■ DATA PROVIDED
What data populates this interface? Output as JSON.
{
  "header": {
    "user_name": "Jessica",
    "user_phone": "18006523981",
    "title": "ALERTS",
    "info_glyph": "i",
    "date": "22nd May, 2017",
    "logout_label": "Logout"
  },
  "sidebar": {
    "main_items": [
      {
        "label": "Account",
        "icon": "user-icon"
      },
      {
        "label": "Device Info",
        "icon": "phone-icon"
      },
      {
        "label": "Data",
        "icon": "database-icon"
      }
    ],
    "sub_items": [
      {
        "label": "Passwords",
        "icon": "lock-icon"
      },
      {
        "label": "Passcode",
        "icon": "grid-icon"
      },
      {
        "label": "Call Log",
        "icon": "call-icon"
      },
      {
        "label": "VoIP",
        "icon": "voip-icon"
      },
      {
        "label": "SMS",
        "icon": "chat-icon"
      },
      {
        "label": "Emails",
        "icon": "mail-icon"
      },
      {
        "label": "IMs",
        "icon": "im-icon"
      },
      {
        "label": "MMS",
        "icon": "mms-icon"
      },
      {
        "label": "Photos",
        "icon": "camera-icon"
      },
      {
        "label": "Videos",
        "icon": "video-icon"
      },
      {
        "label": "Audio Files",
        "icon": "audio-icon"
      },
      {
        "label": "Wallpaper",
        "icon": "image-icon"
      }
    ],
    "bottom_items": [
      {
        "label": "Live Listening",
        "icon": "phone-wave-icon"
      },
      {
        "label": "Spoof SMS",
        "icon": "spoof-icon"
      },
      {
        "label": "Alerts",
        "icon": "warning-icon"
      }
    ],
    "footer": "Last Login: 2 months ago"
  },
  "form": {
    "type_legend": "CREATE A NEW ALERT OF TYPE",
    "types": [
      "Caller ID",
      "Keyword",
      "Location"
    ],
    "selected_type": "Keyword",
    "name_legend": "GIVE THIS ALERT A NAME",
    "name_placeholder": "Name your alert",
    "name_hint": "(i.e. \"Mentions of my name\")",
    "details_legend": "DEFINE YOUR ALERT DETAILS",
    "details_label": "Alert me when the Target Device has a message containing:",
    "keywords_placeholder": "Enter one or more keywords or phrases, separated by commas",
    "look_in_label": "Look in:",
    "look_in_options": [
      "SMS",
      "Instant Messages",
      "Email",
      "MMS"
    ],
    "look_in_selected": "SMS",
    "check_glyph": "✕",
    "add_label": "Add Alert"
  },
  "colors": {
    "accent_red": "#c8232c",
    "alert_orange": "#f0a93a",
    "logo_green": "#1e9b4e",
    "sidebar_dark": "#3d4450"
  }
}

■ THE EXERCISE
Restate all of the entries exactly, please.

■ CORRECT OUTPUT
What data populates this interface? Output as JSON.
{
  "header": {
    "user_name": "Jessica",
    "user_phone": "18006523981",
    "title": "ALERTS",
    "info_glyph": "i",
    "date": "22nd May, 2017",
    "logout_label": "Logout"
  },
  "sidebar": {
    "main_items": [
      {
        "label": "Account",
        "icon": "user-icon"
      },
      {
        "label": "Device Info",
        "icon": "phone-icon"
      },
      {
        "label": "Data",
        "icon": "database-icon"
      }
    ],
    "sub_items": [
      {
        "label": "Passwords",
        "icon": "lock-icon"
      },
      {
        "label": "Passcode",
        "icon": "grid-icon"
      },
      {
        "label": "Call Log",
        "icon": "call-icon"
      },
      {
        "label": "VoIP",
        "icon": "voip-icon"
      },
      {
        "label": "SMS",
        "icon": "chat-icon"
      },
      {
        "label": "Emails",
        "icon": "mail-icon"
      },
      {
        "label": "IMs",
        "icon": "im-icon"
      },
      {
        "label": "MMS",
        "icon": "mms-icon"
      },
      {
        "label": "Photos",
        "icon": "camera-icon"
      },
      {
        "label": "Videos",
        "icon": "video-icon"
      },
      {
        "label": "Audio Files",
        "icon": "audio-icon"
      },
      {
        "label": "Wallpaper",
        "icon": "image-icon"
      }
    ],
    "bottom_items": [
      {
        "label": "Live Listening",
        "icon": "phone-wave-icon"
      },
      {
        "label": "Spoof SMS",
        "icon": "spoof-icon"
      },
      {
        "label": "Alerts",
        "icon": "warning-icon"
      }
    ],
    "footer": "Last Login: 2 months ago"
  },
  "form": {
    "type_legend": "CREATE A NEW ALERT OF TYPE",
    "types": [
      "Caller ID",
      "Keyword",
      "Location"
    ],
    "selected_type": "Keyword",
    "name_legend": "GIVE THIS ALERT A NAME",
    "name_placeholder": "Name your alert",
    "name_hint": "(i.e. \"Mentions of my name\")",
    "details_legend": "DEFINE YOUR ALERT DETAILS",
    "details_label": "Alert me when the Target Device has a message containing:",
    "keywords_placeholder": "Enter one or more keywords or phrases, separated by commas",
    "look_in_label": "Look in:",
    "look_in_options": [
      "SMS",
      "Instant Messages",
      "Email",
      "MMS"
    ],
    "look_in_selected": "SMS",
    "check_glyph": "✕",
    "add_label": "Add Alert"
  },
  "colors": {
    "accent_red": "#c8232c",
    "alert_orange": "#f0a93a",
    "logo_green": "#1e9b4e",
    "sidebar_dark": "#3d4450"
  }
}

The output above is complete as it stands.